>> start GIVEN INFORMATION

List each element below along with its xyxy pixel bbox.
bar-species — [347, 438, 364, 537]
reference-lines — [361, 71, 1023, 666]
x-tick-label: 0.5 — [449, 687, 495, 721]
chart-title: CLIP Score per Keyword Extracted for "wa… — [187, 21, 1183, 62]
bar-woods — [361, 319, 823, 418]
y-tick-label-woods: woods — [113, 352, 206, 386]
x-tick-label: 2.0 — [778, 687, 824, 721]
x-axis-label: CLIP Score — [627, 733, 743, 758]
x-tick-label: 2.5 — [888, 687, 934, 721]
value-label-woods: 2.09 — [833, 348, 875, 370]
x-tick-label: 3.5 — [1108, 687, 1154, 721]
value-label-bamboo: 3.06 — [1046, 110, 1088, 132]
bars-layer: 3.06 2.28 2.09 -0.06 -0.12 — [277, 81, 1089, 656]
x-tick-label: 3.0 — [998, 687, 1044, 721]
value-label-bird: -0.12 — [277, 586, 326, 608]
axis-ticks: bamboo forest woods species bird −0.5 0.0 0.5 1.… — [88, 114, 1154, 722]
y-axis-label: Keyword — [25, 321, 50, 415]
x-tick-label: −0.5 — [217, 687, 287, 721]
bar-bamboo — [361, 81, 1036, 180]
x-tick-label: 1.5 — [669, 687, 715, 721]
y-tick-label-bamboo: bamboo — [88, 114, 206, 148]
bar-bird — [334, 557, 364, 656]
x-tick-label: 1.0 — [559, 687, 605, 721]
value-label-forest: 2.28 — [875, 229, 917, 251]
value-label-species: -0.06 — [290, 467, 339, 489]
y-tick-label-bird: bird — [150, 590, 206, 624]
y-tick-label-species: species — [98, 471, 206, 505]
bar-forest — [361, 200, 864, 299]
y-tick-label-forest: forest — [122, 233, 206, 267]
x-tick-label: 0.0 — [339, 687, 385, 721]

>> end GIVEN INFORMATION

Reproduce every line of the records above without altering a single character.

* SOLUTION *
List each element below along with its xyxy pixel bbox.
bar-species — [347, 438, 364, 537]
reference-lines — [361, 71, 1023, 666]
x-tick-label: 0.5 — [449, 687, 495, 721]
chart-title: CLIP Score per Keyword Extracted for "wa… — [187, 21, 1183, 62]
bar-woods — [361, 319, 823, 418]
y-tick-label-woods: woods — [113, 352, 206, 386]
x-tick-label: 2.0 — [778, 687, 824, 721]
x-axis-label: CLIP Score — [627, 733, 743, 758]
x-tick-label: 2.5 — [888, 687, 934, 721]
value-label-woods: 2.09 — [833, 348, 875, 370]
x-tick-label: 3.5 — [1108, 687, 1154, 721]
value-label-bamboo: 3.06 — [1046, 110, 1088, 132]
bars-layer: 3.06 2.28 2.09 -0.06 -0.12 — [277, 81, 1089, 656]
x-tick-label: 3.0 — [998, 687, 1044, 721]
value-label-bird: -0.12 — [277, 586, 326, 608]
axis-ticks: bamboo forest woods species bird −0.5 0.0 0.5 1.… — [88, 114, 1154, 722]
y-axis-label: Keyword — [25, 321, 50, 415]
x-tick-label: −0.5 — [217, 687, 287, 721]
bar-bamboo — [361, 81, 1036, 180]
x-tick-label: 1.5 — [669, 687, 715, 721]
y-tick-label-bamboo: bamboo — [88, 114, 206, 148]
bar-bird — [334, 557, 364, 656]
x-tick-label: 1.0 — [559, 687, 605, 721]
value-label-forest: 2.28 — [875, 229, 917, 251]
value-label-species: -0.06 — [290, 467, 339, 489]
y-tick-label-bird: bird — [150, 590, 206, 624]
y-tick-label-species: species — [98, 471, 206, 505]
bar-forest — [361, 200, 864, 299]
y-tick-label-forest: forest — [122, 233, 206, 267]
x-tick-label: 0.0 — [339, 687, 385, 721]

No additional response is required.